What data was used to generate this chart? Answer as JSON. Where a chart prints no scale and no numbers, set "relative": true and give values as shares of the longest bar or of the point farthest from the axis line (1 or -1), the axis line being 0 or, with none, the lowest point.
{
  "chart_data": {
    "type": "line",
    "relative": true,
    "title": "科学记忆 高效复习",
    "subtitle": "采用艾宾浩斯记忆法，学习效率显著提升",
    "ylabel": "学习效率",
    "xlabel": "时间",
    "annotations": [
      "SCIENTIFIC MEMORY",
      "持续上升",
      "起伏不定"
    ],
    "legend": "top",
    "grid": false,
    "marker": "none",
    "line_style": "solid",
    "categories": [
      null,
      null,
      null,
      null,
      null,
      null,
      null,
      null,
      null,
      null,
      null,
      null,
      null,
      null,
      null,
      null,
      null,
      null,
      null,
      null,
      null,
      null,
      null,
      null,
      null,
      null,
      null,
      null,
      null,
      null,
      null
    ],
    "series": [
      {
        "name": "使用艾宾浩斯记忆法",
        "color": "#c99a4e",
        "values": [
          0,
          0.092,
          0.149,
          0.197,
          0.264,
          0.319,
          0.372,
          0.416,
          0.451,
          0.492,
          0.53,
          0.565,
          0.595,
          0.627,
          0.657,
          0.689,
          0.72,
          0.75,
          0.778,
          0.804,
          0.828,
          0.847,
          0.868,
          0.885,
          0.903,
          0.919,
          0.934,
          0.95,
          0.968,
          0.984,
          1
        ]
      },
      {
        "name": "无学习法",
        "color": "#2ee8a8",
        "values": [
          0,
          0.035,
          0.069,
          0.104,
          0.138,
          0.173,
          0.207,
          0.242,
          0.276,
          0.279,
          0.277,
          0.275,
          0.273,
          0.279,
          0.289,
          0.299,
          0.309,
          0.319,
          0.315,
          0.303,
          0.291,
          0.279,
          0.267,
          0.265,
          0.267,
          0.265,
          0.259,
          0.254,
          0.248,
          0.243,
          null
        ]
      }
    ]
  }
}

**Exercise goal**
Write out all the lines again, exactly as they are.

**Task answer**
What data was used to generate this chart? Answer as JSON. Where a chart prints no scale and no numbers, set "relative": true and give values as shares of the longest bar or of the point farthest from the axis line (1 or -1), the axis line being 0 or, with none, the lowest point.
{
  "chart_data": {
    "type": "line",
    "relative": true,
    "title": "科学记忆 高效复习",
    "subtitle": "采用艾宾浩斯记忆法，学习效率显著提升",
    "ylabel": "学习效率",
    "xlabel": "时间",
    "annotations": [
      "SCIENTIFIC MEMORY",
      "持续上升",
      "起伏不定"
    ],
    "legend": "top",
    "grid": false,
    "marker": "none",
    "line_style": "solid",
    "categories": [
      null,
      null,
      null,
      null,
      null,
      null,
      null,
      null,
      null,
      null,
      null,
      null,
      null,
      null,
      null,
      null,
      null,
      null,
      null,
      null,
      null,
      null,
      null,
      null,
      null,
      null,
      null,
      null,
      null,
      null,
      null
    ],
    "series": [
      {
        "name": "使用艾宾浩斯记忆法",
        "color": "#c99a4e",
        "values": [
          0,
          0.092,
          0.149,
          0.197,
          0.264,
          0.319,
          0.372,
          0.416,
          0.451,
          0.492,
          0.53,
          0.565,
          0.595,
          0.627,
          0.657,
          0.689,
          0.72,
          0.75,
          0.778,
          0.804,
          0.828,
          0.847,
          0.868,
          0.885,
          0.903,
          0.919,
          0.934,
          0.95,
          0.968,
          0.984,
          1
        ]
      },
      {
        "name": "无学习法",
        "color": "#2ee8a8",
        "values": [
          0,
          0.035,
          0.069,
          0.104,
          0.138,
          0.173,
          0.207,
          0.242,
          0.276,
          0.279,
          0.277,
          0.275,
          0.273,
          0.279,
          0.289,
          0.299,
          0.309,
          0.319,
          0.315,
          0.303,
          0.291,
          0.279,
          0.267,
          0.265,
          0.267,
          0.265,
          0.259,
          0.254,
          0.248,
          0.243,
          null
        ]
      }
    ]
  }
}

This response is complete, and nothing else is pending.